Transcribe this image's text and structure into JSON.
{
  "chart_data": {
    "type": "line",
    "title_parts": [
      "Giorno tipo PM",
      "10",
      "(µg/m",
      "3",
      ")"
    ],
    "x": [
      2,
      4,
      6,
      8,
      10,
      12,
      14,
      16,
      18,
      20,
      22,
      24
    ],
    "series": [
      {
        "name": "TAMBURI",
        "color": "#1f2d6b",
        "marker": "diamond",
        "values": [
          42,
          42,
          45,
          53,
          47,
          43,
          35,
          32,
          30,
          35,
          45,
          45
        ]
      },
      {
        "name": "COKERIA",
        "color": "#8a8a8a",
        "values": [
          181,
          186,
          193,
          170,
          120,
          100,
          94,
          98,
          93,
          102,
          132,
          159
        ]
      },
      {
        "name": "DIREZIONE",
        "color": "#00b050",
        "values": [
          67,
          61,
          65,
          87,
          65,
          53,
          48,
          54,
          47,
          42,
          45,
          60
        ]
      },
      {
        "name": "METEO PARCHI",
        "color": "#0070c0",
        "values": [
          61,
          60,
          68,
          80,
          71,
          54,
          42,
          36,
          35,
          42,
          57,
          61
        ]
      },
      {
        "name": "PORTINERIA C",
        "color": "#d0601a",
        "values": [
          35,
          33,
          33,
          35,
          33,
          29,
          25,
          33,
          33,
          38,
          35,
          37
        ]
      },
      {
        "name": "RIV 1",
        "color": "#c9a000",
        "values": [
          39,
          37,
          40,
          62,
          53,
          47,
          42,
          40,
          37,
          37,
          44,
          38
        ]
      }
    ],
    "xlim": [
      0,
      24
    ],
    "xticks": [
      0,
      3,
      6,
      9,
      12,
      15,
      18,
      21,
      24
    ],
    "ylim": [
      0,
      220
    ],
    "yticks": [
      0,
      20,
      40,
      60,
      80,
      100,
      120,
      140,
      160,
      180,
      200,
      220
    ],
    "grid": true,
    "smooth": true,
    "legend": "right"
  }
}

_____

▶ What the task asks
Restate the data above exactly, keeping each word as it stands.

▶ Response
Transcribe this image's text and structure into JSON.
{
  "chart_data": {
    "type": "line",
    "title_parts": [
      "Giorno tipo PM",
      "10",
      "(µg/m",
      "3",
      ")"
    ],
    "x": [
      2,
      4,
      6,
      8,
      10,
      12,
      14,
      16,
      18,
      20,
      22,
      24
    ],
    "series": [
      {
        "name": "TAMBURI",
        "color": "#1f2d6b",
        "marker": "diamond",
        "values": [
          42,
          42,
          45,
          53,
          47,
          43,
          35,
          32,
          30,
          35,
          45,
          45
        ]
      },
      {
        "name": "COKERIA",
        "color": "#8a8a8a",
        "values": [
          181,
          186,
          193,
          170,
          120,
          100,
          94,
          98,
          93,
          102,
          132,
          159
        ]
      },
      {
        "name": "DIREZIONE",
        "color": "#00b050",
        "values": [
          67,
          61,
          65,
          87,
          65,
          53,
          48,
          54,
          47,
          42,
          45,
          60
        ]
      },
      {
        "name": "METEO PARCHI",
        "color": "#0070c0",
        "values": [
          61,
          60,
          68,
          80,
          71,
          54,
          42,
          36,
          35,
          42,
          57,
          61
        ]
      },
      {
        "name": "PORTINERIA C",
        "color": "#d0601a",
        "values": [
          35,
          33,
          33,
          35,
          33,
          29,
          25,
          33,
          33,
          38,
          35,
          37
        ]
      },
      {
        "name": "RIV 1",
        "color": "#c9a000",
        "values": [
          39,
          37,
          40,
          62,
          53,
          47,
          42,
          40,
          37,
          37,
          44,
          38
        ]
      }
    ],
    "xlim": [
      0,
      24
    ],
    "xticks": [
      0,
      3,
      6,
      9,
      12,
      15,
      18,
      21,
      24
    ],
    "ylim": [
      0,
      220
    ],
    "yticks": [
      0,
      20,
      40,
      60,
      80,
      100,
      120,
      140,
      160,
      180,
      200,
      220
    ],
    "grid": true,
    "smooth": true,
    "legend": "right"
  }
}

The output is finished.